---------- The input ----------

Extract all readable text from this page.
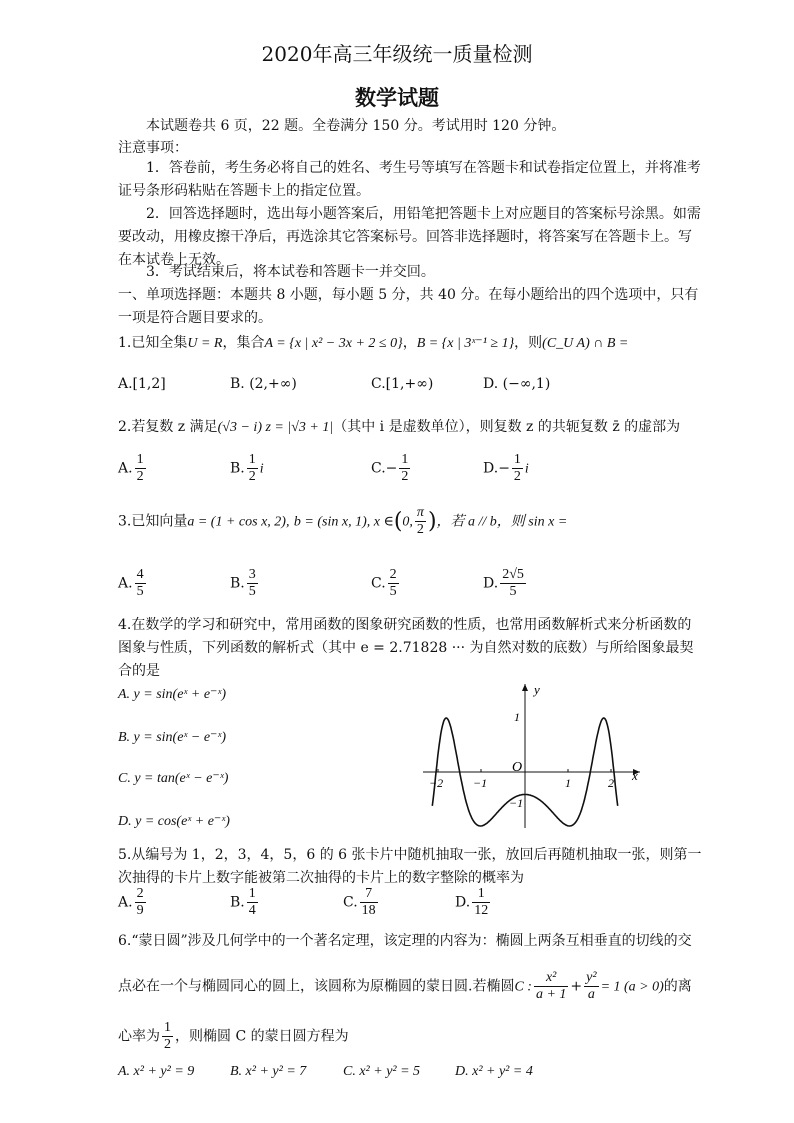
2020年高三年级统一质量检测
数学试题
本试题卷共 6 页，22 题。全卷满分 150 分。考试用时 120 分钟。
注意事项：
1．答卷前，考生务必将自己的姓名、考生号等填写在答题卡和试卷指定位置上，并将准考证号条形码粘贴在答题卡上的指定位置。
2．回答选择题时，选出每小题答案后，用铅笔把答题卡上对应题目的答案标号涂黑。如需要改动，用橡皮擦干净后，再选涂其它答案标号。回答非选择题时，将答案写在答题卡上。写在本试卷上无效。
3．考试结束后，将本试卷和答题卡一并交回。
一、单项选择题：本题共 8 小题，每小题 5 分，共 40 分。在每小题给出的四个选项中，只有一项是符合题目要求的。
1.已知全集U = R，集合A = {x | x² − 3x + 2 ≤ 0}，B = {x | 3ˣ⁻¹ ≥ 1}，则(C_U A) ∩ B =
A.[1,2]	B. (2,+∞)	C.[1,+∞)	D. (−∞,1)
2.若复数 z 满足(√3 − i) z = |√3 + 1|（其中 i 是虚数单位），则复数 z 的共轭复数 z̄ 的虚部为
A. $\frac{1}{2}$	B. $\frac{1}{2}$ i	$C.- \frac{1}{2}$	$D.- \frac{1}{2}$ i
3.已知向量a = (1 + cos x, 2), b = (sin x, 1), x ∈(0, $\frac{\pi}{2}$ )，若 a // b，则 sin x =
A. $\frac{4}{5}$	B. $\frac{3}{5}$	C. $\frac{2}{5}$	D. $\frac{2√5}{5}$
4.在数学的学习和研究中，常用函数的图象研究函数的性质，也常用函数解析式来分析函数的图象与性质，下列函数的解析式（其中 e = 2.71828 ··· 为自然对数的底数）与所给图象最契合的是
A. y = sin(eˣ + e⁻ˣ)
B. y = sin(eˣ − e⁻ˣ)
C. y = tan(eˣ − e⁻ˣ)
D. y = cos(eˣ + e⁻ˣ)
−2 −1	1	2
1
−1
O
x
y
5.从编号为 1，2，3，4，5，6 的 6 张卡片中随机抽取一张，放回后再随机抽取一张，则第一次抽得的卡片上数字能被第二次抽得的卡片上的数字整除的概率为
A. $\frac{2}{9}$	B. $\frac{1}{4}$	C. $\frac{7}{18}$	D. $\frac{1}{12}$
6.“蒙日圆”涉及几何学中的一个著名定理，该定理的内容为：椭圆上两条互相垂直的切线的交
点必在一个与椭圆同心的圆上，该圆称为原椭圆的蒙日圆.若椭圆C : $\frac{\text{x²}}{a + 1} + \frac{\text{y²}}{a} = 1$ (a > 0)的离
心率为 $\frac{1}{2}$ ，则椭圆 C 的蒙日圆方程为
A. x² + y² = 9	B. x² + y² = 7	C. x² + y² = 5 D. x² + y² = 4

----------

• Request:
Track down every line holding the string "frac" and copy it.

• Complete output:
A. $\frac{1}{2}$	B. $\frac{1}{2}$ i	$C.- \frac{1}{2}$	$D.- \frac{1}{2}$ i
3.已知向量a = (1 + cos x, 2), b = (sin x, 1), x ∈(0, $\frac{\pi}{2}$ )，若 a // b，则 sin x =
A. $\frac{4}{5}$	B. $\frac{3}{5}$	C. $\frac{2}{5}$	D. $\frac{2√5}{5}$
A. $\frac{2}{9}$	B. $\frac{1}{4}$	C. $\frac{7}{18}$	D. $\frac{1}{12}$
点必在一个与椭圆同心的圆上，该圆称为原椭圆的蒙日圆.若椭圆C : $\frac{\text{x²}}{a + 1} + \frac{\text{y²}}{a} = 1$ (a > 0)的离
心率为 $\frac{1}{2}$ ，则椭圆 C 的蒙日圆方程为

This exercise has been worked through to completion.